** START **

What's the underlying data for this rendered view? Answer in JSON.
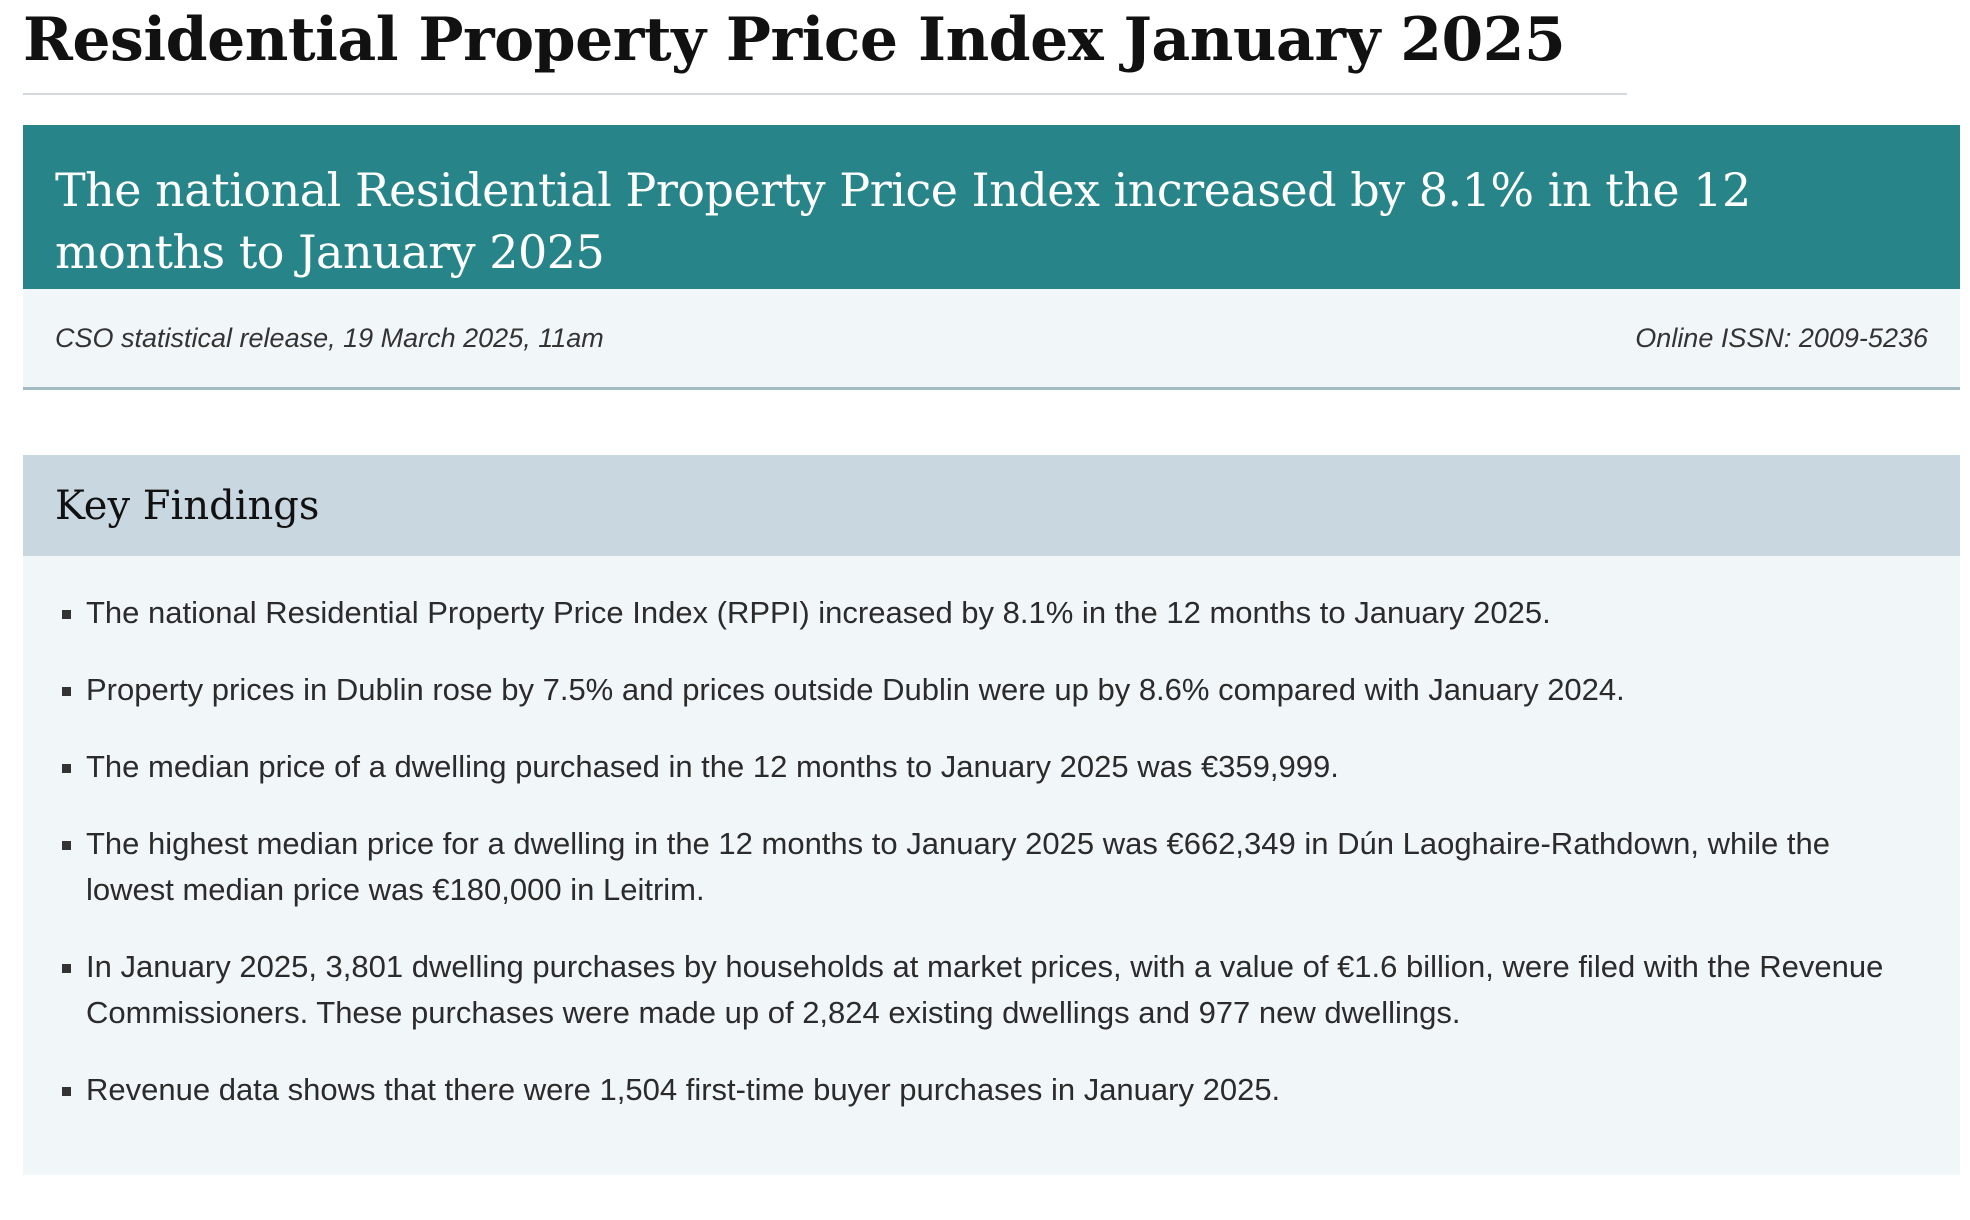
{
  "page": {
    "title": "Residential Property Price Index January 2025"
  },
  "headline": {
    "text": "The national Residential Property Price Index increased by 8.1% in the 12 months to January 2025"
  },
  "release": {
    "info": "CSO statistical release, 19 March 2025, 11am",
    "issn": "Online ISSN: 2009-5236"
  },
  "key_findings": {
    "title": "Key Findings",
    "items": [
      "The national Residential Property Price Index (RPPI) increased by 8.1% in the 12 months to January 2025.",
      "Property prices in Dublin rose by 7.5% and prices outside Dublin were up by 8.6% compared with January 2024.",
      "The median price of a dwelling purchased in the 12 months to January 2025 was €359,999.",
      "The highest median price for a dwelling in the 12 months to January 2025 was €662,349 in Dún Laoghaire-Rathdown, while the lowest median price was €180,000 in Leitrim.",
      "In January 2025, 3,801 dwelling purchases by households at market prices, with a value of €1.6 billion, were filed with the Revenue Commissioners. These purchases were made up of 2,824 existing dwellings and 977 new dwellings.",
      "Revenue data shows that there were 1,504 first-time buyer purchases in January 2025."
    ]
  },
  "colors": {
    "headline_bg": "#278489",
    "release_bg": "#f1f6f8",
    "findings_header_bg": "#c9d7e0"
  }
}
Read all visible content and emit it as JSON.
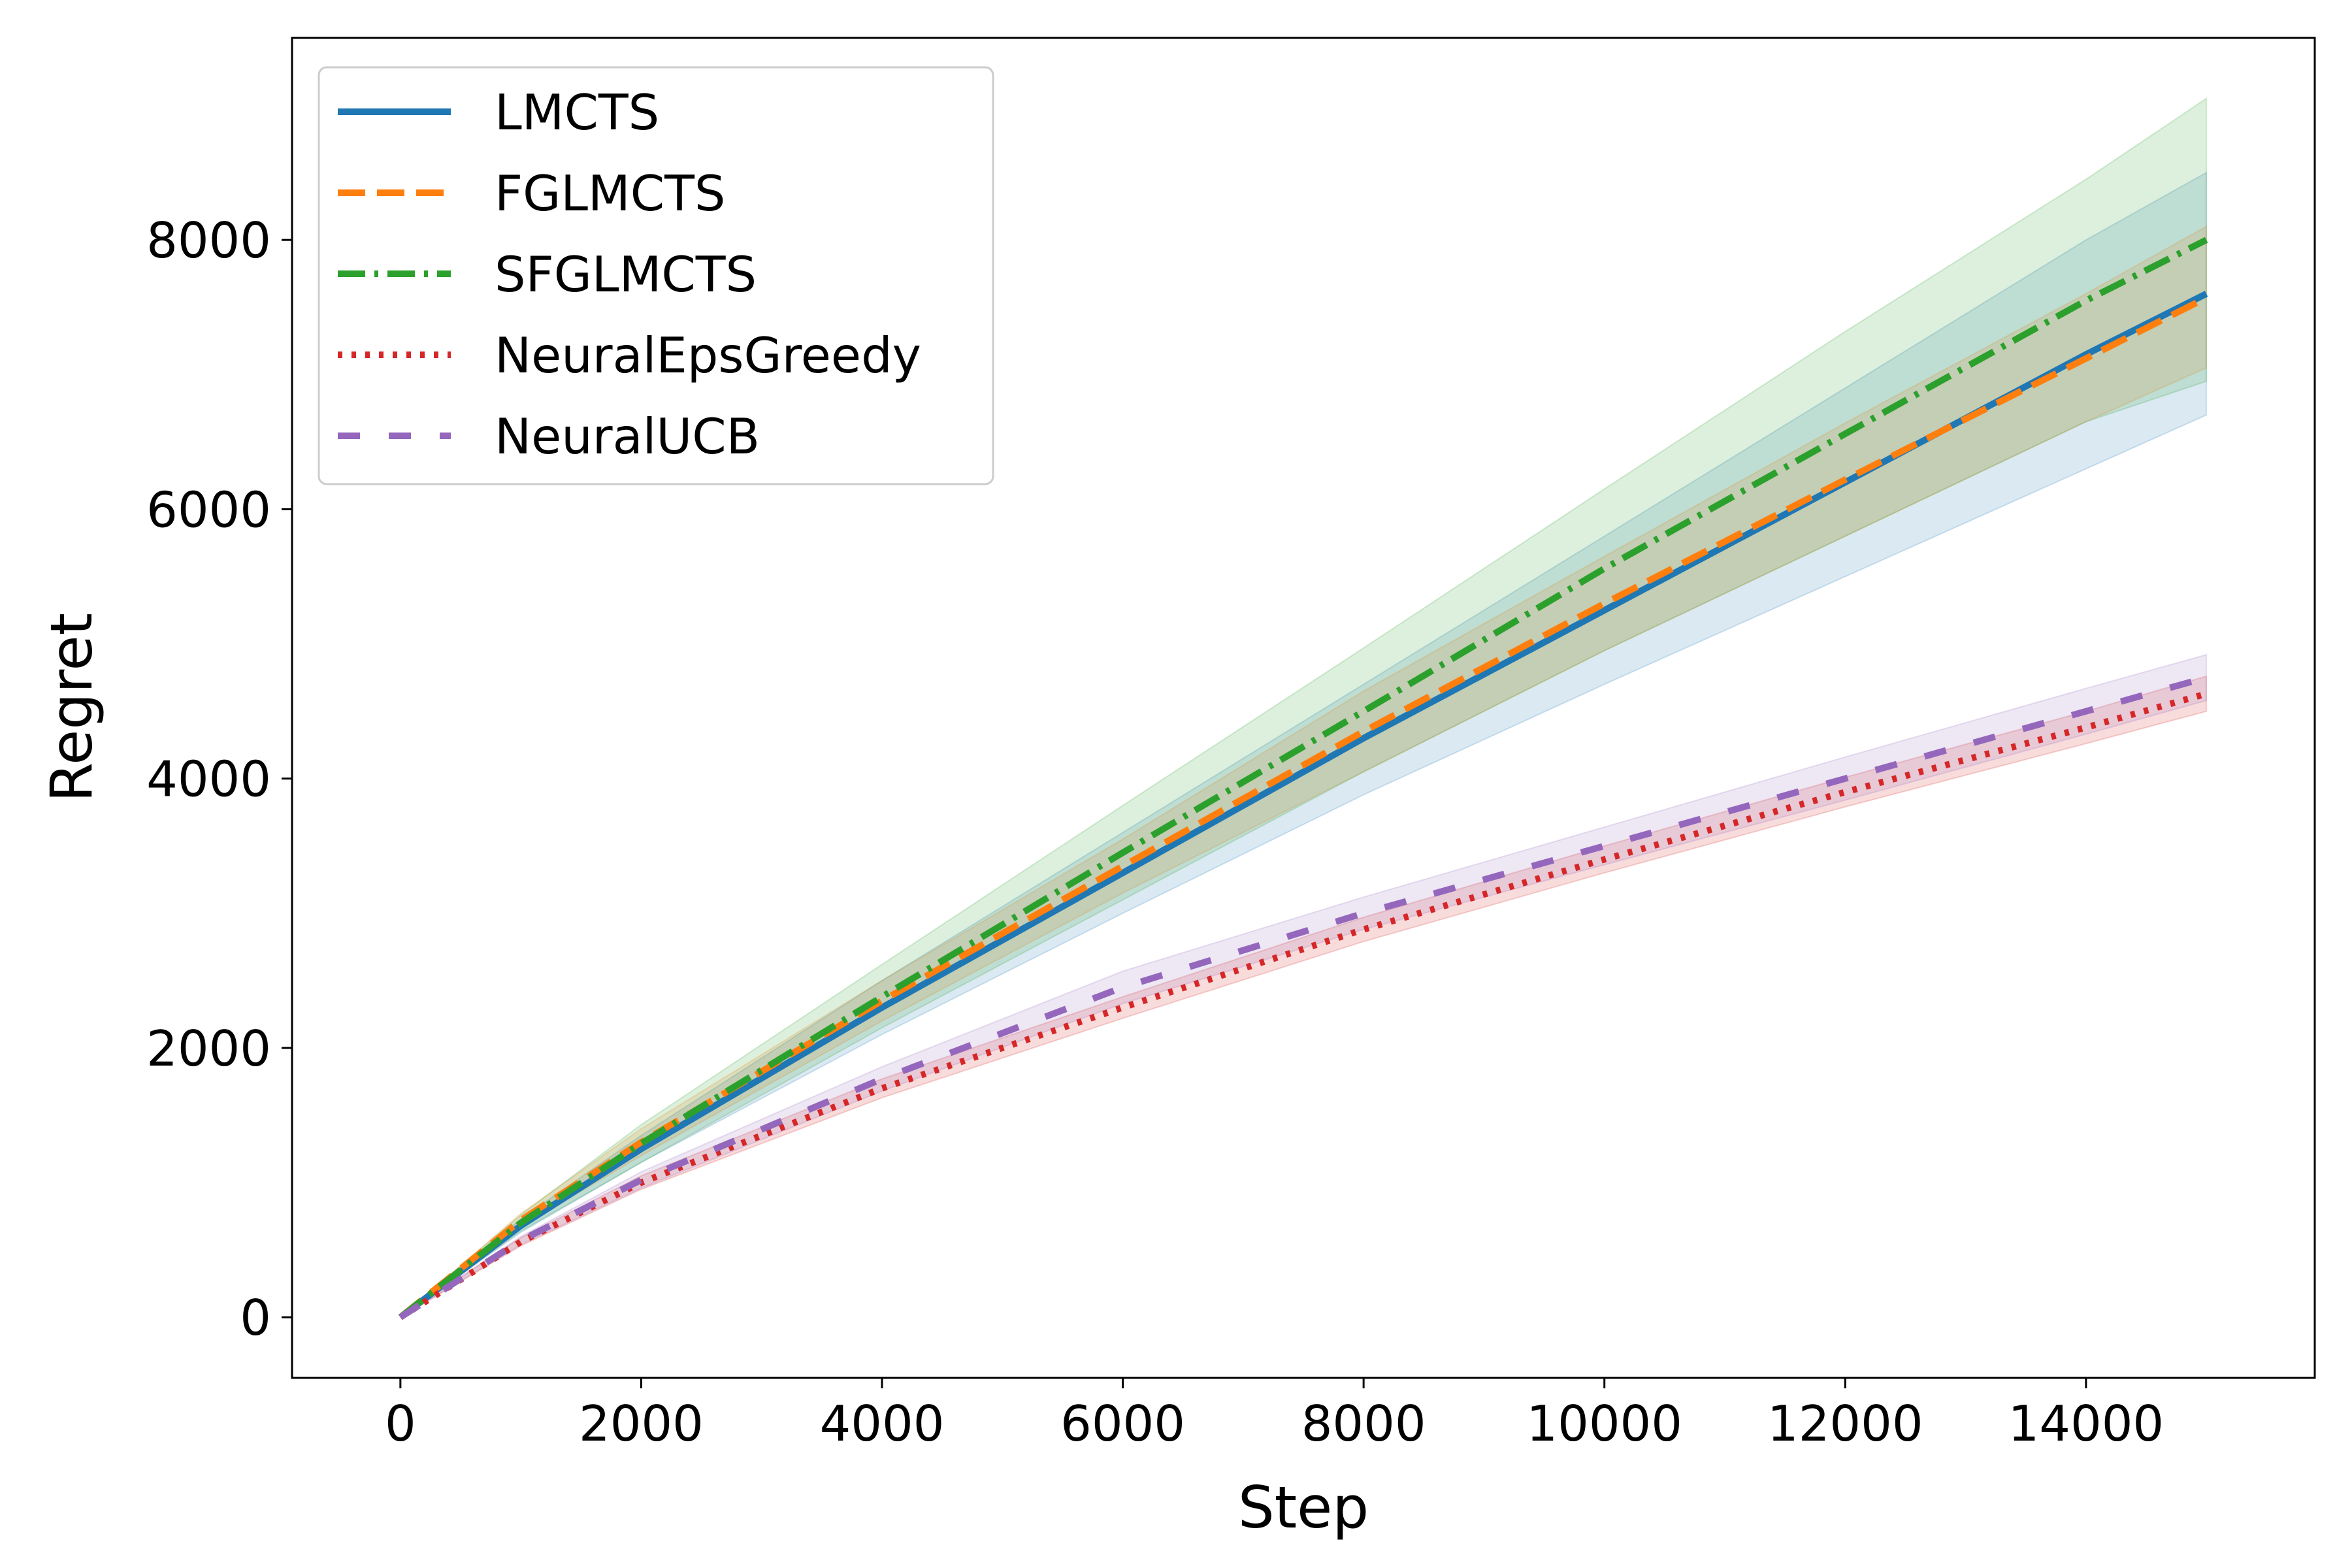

** END **

> Do this
Select the lines that carry the string "data" and copy them.

> Completed task
What's the underlying data for this rendered view? Answer in JSON.
      "Revenue data shows that there were 1,504 first-time buyer purchases in January 2025."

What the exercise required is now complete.